(Dataset rows)
[start]

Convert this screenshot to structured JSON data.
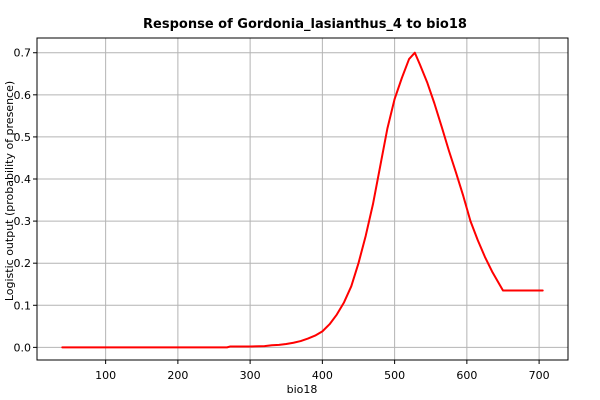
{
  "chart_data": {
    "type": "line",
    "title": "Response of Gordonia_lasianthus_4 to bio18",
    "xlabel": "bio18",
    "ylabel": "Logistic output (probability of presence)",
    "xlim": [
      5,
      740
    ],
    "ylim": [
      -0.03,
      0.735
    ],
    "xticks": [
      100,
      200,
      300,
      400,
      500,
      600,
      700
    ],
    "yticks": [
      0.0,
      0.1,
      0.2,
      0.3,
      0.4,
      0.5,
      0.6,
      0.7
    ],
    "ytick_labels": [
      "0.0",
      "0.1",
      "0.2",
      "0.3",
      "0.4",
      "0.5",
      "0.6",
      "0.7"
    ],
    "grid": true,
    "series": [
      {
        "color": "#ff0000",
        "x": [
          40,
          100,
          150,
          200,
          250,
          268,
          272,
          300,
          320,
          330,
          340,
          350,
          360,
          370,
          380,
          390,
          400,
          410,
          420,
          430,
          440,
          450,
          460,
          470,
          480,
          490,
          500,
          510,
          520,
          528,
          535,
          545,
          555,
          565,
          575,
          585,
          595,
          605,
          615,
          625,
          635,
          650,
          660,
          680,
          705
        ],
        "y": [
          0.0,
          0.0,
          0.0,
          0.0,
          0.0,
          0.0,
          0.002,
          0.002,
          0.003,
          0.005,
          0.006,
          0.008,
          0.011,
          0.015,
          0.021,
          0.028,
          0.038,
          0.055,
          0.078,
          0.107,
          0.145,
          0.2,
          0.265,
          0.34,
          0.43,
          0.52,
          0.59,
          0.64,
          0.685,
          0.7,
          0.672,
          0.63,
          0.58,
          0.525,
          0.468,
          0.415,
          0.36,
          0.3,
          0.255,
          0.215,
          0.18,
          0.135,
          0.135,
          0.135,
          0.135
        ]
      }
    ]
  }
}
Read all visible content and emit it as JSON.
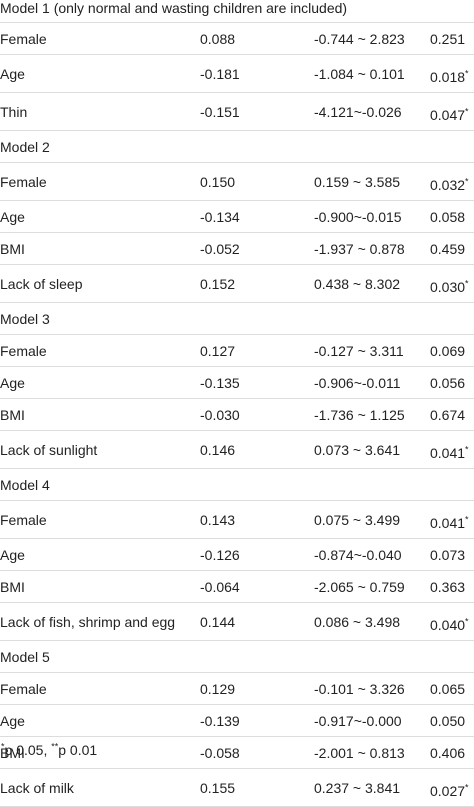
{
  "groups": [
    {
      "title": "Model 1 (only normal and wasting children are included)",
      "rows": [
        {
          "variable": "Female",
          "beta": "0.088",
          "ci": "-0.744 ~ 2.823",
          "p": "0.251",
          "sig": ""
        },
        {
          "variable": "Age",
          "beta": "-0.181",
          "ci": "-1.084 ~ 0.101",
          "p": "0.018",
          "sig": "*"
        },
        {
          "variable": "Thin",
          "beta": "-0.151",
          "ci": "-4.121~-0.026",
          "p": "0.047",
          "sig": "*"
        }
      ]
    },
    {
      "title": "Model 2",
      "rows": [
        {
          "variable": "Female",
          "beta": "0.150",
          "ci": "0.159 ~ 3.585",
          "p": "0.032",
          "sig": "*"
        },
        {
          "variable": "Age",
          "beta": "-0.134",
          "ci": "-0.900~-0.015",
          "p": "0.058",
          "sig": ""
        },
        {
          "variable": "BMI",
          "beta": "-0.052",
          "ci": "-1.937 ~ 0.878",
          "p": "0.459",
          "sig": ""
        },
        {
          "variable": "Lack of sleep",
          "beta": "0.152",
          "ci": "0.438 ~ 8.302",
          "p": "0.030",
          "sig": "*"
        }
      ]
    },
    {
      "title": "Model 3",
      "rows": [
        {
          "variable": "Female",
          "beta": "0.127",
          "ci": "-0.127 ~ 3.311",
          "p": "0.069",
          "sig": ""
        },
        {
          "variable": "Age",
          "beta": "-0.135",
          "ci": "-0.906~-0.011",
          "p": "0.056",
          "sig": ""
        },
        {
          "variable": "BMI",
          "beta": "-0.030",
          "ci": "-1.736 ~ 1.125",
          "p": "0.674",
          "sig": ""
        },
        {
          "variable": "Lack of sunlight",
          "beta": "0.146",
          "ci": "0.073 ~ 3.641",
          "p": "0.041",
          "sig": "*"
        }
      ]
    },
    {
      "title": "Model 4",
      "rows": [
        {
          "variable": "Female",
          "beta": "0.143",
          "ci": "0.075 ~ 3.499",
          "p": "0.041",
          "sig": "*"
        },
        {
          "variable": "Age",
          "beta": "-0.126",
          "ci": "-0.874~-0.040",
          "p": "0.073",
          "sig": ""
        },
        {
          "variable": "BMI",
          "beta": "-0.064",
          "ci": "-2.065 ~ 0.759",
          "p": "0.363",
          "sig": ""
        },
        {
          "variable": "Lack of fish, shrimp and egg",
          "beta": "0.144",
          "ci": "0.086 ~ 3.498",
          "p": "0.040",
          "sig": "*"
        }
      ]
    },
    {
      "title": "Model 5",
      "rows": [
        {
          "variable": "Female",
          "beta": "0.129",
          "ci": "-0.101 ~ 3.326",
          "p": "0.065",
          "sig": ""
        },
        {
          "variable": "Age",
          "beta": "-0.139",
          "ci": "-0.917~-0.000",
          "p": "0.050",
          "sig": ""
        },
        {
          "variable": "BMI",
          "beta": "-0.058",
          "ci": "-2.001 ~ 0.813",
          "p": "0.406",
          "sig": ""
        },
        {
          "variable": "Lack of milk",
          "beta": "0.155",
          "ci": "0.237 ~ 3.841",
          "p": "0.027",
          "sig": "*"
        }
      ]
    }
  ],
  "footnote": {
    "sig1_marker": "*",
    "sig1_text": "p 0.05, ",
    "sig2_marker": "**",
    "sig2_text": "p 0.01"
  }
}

[end]

# What the task asks
Only lines holding the string "Model" are wanted; gather each one from the entries above.

# Task solution
      "title": "Model 1 (only normal and wasting children are included)",
      "title": "Model 2",
      "title": "Model 3",
      "title": "Model 4",
      "title": "Model 5",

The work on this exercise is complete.